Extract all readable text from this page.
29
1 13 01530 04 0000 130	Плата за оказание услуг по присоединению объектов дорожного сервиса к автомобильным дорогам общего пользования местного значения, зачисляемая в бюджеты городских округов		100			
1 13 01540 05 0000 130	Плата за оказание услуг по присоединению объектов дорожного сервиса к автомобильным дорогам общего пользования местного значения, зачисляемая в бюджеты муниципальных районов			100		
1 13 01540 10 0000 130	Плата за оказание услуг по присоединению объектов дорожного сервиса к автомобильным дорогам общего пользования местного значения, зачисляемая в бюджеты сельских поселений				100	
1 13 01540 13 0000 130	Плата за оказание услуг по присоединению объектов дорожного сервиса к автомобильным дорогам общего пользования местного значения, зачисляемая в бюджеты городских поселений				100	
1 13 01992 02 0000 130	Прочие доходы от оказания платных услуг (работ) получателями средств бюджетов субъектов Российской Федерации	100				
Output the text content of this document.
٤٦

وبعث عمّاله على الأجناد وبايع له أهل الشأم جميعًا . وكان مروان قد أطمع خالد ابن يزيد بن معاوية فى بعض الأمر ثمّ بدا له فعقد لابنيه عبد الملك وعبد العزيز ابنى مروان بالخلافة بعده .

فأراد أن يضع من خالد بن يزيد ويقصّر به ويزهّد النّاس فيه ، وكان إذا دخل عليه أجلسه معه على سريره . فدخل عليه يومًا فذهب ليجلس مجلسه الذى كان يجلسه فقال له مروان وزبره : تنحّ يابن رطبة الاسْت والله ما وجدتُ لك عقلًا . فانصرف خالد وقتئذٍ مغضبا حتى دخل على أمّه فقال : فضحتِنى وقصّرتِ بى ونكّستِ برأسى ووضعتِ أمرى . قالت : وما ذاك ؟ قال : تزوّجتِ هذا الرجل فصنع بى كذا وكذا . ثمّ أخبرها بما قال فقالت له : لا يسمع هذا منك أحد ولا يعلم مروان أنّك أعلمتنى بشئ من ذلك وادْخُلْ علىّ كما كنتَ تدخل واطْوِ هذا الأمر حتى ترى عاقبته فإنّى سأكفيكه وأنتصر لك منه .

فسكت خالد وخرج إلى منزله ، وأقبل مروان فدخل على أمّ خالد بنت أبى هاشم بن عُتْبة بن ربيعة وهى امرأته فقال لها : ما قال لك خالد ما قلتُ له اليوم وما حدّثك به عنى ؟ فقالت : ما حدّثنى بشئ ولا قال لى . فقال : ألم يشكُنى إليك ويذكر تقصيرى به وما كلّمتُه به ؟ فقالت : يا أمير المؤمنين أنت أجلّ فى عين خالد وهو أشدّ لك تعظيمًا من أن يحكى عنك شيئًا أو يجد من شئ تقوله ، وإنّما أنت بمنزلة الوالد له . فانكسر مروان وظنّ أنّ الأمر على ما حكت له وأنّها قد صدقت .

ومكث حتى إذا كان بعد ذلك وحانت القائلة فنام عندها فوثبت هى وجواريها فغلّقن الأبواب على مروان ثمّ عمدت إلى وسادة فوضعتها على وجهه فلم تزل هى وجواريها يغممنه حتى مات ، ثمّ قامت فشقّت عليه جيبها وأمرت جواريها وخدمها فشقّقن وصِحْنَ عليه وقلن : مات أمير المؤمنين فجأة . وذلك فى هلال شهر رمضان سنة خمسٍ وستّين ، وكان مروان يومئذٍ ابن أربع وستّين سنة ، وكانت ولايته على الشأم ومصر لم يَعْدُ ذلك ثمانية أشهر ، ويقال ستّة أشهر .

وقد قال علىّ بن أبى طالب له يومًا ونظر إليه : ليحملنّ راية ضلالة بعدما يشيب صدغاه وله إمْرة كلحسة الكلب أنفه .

################

◆ **OBJECTIVE**
Each line of the listing should be echoed back exactly.

◆ **THE ANSWER**
Extract all readable text from this page.
29
1 13 01530 04 0000 130	Плата за оказание услуг по присоединению объектов дорожного сервиса к автомобильным дорогам общего пользования местного значения, зачисляемая в бюджеты городских округов		100			
1 13 01540 05 0000 130	Плата за оказание услуг по присоединению объектов дорожного сервиса к автомобильным дорогам общего пользования местного значения, зачисляемая в бюджеты муниципальных районов			100		
1 13 01540 10 0000 130	Плата за оказание услуг по присоединению объектов дорожного сервиса к автомобильным дорогам общего пользования местного значения, зачисляемая в бюджеты сельских поселений				100	
1 13 01540 13 0000 130	Плата за оказание услуг по присоединению объектов дорожного сервиса к автомобильным дорогам общего пользования местного значения, зачисляемая в бюджеты городских поселений				100	
1 13 01992 02 0000 130	Прочие доходы от оказания платных услуг (работ) получателями средств бюджетов субъектов Российской Федерации	100				
Output the text content of this document.
٤٦

وبعث عمّاله على الأجناد وبايع له أهل الشأم جميعًا . وكان مروان قد أطمع خالد ابن يزيد بن معاوية فى بعض الأمر ثمّ بدا له فعقد لابنيه عبد الملك وعبد العزيز ابنى مروان بالخلافة بعده .

فأراد أن يضع من خالد بن يزيد ويقصّر به ويزهّد النّاس فيه ، وكان إذا دخل عليه أجلسه معه على سريره . فدخل عليه يومًا فذهب ليجلس مجلسه الذى كان يجلسه فقال له مروان وزبره : تنحّ يابن رطبة الاسْت والله ما وجدتُ لك عقلًا . فانصرف خالد وقتئذٍ مغضبا حتى دخل على أمّه فقال : فضحتِنى وقصّرتِ بى ونكّستِ برأسى ووضعتِ أمرى . قالت : وما ذاك ؟ قال : تزوّجتِ هذا الرجل فصنع بى كذا وكذا . ثمّ أخبرها بما قال فقالت له : لا يسمع هذا منك أحد ولا يعلم مروان أنّك أعلمتنى بشئ من ذلك وادْخُلْ علىّ كما كنتَ تدخل واطْوِ هذا الأمر حتى ترى عاقبته فإنّى سأكفيكه وأنتصر لك منه .

فسكت خالد وخرج إلى منزله ، وأقبل مروان فدخل على أمّ خالد بنت أبى هاشم بن عُتْبة بن ربيعة وهى امرأته فقال لها : ما قال لك خالد ما قلتُ له اليوم وما حدّثك به عنى ؟ فقالت : ما حدّثنى بشئ ولا قال لى . فقال : ألم يشكُنى إليك ويذكر تقصيرى به وما كلّمتُه به ؟ فقالت : يا أمير المؤمنين أنت أجلّ فى عين خالد وهو أشدّ لك تعظيمًا من أن يحكى عنك شيئًا أو يجد من شئ تقوله ، وإنّما أنت بمنزلة الوالد له . فانكسر مروان وظنّ أنّ الأمر على ما حكت له وأنّها قد صدقت .

ومكث حتى إذا كان بعد ذلك وحانت القائلة فنام عندها فوثبت هى وجواريها فغلّقن الأبواب على مروان ثمّ عمدت إلى وسادة فوضعتها على وجهه فلم تزل هى وجواريها يغممنه حتى مات ، ثمّ قامت فشقّت عليه جيبها وأمرت جواريها وخدمها فشقّقن وصِحْنَ عليه وقلن : مات أمير المؤمنين فجأة . وذلك فى هلال شهر رمضان سنة خمسٍ وستّين ، وكان مروان يومئذٍ ابن أربع وستّين سنة ، وكانت ولايته على الشأم ومصر لم يَعْدُ ذلك ثمانية أشهر ، ويقال ستّة أشهر .

وقد قال علىّ بن أبى طالب له يومًا ونظر إليه : ليحملنّ راية ضلالة بعدما يشيب صدغاه وله إمْرة كلحسة الكلب أنفه .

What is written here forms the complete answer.